> **THE REQUEST**
Would you restate all the data that follows, word for word?

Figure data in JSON
>> Begin

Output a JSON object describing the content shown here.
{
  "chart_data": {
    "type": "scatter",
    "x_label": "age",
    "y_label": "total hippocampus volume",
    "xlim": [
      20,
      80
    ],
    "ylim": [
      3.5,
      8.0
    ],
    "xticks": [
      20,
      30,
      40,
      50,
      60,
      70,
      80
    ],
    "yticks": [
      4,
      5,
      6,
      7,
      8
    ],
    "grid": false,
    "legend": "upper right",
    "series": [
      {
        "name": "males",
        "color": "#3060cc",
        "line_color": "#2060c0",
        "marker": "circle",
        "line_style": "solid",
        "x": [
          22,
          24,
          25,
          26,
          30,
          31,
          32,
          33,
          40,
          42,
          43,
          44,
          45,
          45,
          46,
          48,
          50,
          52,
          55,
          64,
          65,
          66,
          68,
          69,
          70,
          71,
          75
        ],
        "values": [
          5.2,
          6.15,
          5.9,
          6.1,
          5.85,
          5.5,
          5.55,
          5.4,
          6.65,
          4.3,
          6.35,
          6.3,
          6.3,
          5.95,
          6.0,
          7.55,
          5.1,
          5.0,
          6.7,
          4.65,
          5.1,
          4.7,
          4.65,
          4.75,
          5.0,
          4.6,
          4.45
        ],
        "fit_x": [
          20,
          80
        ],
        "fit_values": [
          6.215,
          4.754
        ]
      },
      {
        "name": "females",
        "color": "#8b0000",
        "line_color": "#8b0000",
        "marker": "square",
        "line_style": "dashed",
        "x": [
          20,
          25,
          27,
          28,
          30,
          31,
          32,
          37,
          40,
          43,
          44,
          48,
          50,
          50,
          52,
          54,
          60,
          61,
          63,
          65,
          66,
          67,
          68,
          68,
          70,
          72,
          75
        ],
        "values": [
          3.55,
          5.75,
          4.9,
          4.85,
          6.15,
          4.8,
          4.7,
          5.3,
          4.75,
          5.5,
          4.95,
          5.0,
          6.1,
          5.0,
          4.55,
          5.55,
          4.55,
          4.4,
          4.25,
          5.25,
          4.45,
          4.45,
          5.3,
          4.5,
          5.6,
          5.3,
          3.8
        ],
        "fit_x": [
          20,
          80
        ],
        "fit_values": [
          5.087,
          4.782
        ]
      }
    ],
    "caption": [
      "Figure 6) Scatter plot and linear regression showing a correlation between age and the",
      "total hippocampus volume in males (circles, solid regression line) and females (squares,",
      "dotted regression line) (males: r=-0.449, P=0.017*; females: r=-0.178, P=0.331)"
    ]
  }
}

>> End

> **PROBLEM SOLUTION**
Output a JSON object describing the content shown here.
{
  "chart_data": {
    "type": "scatter",
    "x_label": "age",
    "y_label": "total hippocampus volume",
    "xlim": [
      20,
      80
    ],
    "ylim": [
      3.5,
      8.0
    ],
    "xticks": [
      20,
      30,
      40,
      50,
      60,
      70,
      80
    ],
    "yticks": [
      4,
      5,
      6,
      7,
      8
    ],
    "grid": false,
    "legend": "upper right",
    "series": [
      {
        "name": "males",
        "color": "#3060cc",
        "line_color": "#2060c0",
        "marker": "circle",
        "line_style": "solid",
        "x": [
          22,
          24,
          25,
          26,
          30,
          31,
          32,
          33,
          40,
          42,
          43,
          44,
          45,
          45,
          46,
          48,
          50,
          52,
          55,
          64,
          65,
          66,
          68,
          69,
          70,
          71,
          75
        ],
        "values": [
          5.2,
          6.15,
          5.9,
          6.1,
          5.85,
          5.5,
          5.55,
          5.4,
          6.65,
          4.3,
          6.35,
          6.3,
          6.3,
          5.95,
          6.0,
          7.55,
          5.1,
          5.0,
          6.7,
          4.65,
          5.1,
          4.7,
          4.65,
          4.75,
          5.0,
          4.6,
          4.45
        ],
        "fit_x": [
          20,
          80
        ],
        "fit_values": [
          6.215,
          4.754
        ]
      },
      {
        "name": "females",
        "color": "#8b0000",
        "line_color": "#8b0000",
        "marker": "square",
        "line_style": "dashed",
        "x": [
          20,
          25,
          27,
          28,
          30,
          31,
          32,
          37,
          40,
          43,
          44,
          48,
          50,
          50,
          52,
          54,
          60,
          61,
          63,
          65,
          66,
          67,
          68,
          68,
          70,
          72,
          75
        ],
        "values": [
          3.55,
          5.75,
          4.9,
          4.85,
          6.15,
          4.8,
          4.7,
          5.3,
          4.75,
          5.5,
          4.95,
          5.0,
          6.1,
          5.0,
          4.55,
          5.55,
          4.55,
          4.4,
          4.25,
          5.25,
          4.45,
          4.45,
          5.3,
          4.5,
          5.6,
          5.3,
          3.8
        ],
        "fit_x": [
          20,
          80
        ],
        "fit_values": [
          5.087,
          4.782
        ]
      }
    ],
    "caption": [
      "Figure 6) Scatter plot and linear regression showing a correlation between age and the",
      "total hippocampus volume in males (circles, solid regression line) and females (squares,",
      "dotted regression line) (males: r=-0.449, P=0.017*; females: r=-0.178, P=0.331)"
    ]
  }
}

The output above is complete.